__REQUEST__
Only a number is wanted. Count the lines holding the string "name".

__RECORDS TO PROCESS__
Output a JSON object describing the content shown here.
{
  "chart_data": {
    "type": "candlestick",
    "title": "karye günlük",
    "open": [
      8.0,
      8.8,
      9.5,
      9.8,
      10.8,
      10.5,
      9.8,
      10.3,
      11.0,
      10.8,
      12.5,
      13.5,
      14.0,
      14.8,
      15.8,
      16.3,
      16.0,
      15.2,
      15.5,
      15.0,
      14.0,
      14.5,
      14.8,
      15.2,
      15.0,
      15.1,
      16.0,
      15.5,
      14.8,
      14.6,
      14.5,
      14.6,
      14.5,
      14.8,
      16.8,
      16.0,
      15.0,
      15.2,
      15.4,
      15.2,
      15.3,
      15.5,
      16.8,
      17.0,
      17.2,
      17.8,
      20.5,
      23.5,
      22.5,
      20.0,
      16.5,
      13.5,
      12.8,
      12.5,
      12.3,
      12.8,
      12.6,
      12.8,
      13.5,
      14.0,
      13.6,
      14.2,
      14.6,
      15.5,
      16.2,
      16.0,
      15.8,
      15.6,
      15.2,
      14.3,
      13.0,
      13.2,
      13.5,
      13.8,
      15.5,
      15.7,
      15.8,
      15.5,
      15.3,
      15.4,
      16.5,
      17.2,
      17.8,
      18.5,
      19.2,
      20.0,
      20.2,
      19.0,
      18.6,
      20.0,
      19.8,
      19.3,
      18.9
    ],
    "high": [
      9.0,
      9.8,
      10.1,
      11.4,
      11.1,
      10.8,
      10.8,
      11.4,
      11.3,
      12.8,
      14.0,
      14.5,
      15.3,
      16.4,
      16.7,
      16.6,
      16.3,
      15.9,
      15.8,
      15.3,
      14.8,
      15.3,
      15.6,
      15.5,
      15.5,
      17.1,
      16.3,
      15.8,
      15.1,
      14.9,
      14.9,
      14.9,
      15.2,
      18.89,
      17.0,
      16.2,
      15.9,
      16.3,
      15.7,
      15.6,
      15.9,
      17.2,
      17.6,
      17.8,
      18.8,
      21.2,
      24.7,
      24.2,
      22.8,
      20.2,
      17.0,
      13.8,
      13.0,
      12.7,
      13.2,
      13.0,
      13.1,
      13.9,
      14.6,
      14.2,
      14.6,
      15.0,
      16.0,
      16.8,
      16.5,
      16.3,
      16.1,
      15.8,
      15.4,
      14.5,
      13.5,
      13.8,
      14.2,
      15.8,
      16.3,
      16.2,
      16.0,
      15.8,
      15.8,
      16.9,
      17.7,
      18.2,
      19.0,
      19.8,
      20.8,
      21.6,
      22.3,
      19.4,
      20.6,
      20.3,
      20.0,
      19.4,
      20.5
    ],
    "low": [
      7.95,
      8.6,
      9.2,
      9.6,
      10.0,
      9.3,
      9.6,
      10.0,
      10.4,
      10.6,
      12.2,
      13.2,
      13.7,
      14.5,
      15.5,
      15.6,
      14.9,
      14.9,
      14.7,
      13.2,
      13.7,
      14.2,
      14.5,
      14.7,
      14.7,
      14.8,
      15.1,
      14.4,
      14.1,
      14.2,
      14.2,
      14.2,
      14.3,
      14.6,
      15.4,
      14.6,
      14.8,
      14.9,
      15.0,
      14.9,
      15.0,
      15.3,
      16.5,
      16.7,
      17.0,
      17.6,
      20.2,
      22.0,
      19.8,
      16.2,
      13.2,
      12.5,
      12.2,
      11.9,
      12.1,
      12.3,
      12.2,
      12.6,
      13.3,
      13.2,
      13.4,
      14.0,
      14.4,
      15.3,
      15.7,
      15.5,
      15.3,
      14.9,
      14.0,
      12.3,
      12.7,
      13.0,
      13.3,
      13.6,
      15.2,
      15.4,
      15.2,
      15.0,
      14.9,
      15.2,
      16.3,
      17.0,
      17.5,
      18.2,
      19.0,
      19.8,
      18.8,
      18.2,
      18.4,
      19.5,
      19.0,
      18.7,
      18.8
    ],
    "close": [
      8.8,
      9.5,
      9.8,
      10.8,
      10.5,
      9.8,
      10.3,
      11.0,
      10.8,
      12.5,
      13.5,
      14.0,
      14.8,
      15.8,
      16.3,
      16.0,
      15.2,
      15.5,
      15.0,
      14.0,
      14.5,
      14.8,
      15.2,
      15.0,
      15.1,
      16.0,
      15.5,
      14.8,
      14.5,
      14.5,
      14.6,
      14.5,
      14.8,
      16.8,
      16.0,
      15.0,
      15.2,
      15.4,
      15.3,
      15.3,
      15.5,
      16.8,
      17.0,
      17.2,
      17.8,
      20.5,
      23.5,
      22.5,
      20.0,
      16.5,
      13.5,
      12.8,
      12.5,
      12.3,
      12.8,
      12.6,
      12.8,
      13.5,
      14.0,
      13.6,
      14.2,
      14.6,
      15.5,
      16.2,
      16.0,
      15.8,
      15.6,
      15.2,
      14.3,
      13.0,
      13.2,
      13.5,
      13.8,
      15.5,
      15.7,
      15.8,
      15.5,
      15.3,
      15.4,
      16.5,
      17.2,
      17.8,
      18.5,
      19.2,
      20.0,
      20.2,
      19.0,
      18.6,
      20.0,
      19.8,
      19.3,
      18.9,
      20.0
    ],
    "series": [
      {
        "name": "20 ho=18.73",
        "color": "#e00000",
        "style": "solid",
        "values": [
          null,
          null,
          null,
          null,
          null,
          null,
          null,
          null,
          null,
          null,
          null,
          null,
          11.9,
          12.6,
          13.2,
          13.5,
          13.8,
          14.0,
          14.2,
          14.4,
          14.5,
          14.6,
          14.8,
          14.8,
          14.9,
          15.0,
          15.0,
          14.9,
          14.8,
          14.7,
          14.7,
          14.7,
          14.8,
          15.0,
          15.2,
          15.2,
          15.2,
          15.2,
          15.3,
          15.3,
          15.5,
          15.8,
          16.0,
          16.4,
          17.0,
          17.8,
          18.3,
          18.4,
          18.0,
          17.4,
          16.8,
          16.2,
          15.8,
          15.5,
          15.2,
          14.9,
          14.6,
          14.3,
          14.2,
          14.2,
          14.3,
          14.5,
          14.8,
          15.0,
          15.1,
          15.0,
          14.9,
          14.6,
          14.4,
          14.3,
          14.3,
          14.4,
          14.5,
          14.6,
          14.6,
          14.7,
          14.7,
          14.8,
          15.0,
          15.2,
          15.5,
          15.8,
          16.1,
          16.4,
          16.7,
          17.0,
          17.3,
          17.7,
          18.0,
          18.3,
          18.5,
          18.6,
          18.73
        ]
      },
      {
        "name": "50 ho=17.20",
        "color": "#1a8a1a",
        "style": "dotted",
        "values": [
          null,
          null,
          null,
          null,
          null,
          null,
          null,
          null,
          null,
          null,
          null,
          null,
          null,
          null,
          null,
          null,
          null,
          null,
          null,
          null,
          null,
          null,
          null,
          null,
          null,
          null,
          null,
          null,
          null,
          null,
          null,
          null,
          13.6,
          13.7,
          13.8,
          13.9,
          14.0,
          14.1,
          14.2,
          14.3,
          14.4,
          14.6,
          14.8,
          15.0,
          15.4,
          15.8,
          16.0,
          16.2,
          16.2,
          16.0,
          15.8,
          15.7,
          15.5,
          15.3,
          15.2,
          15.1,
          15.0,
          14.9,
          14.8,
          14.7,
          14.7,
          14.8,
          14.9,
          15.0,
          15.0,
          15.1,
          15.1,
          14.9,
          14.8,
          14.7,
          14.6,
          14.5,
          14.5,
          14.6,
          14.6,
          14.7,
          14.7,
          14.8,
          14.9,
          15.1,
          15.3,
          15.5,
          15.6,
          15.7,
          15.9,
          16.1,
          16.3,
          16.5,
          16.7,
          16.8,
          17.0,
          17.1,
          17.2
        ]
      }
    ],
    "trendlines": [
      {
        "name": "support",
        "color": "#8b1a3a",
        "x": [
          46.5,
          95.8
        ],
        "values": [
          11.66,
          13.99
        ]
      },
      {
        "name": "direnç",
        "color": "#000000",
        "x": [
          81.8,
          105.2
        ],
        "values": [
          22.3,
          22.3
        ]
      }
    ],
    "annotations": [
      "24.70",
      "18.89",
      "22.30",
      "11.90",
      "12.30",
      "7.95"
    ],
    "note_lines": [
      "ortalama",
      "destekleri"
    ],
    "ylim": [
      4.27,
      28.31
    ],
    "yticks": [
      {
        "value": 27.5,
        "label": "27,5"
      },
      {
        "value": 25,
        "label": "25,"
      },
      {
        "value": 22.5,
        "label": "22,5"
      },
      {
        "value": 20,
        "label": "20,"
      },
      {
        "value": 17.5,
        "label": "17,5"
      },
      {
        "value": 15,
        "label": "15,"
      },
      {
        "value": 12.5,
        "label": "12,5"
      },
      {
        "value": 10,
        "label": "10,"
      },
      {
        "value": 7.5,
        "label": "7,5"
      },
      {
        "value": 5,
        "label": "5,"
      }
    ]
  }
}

__ANSWER IN FULL__
4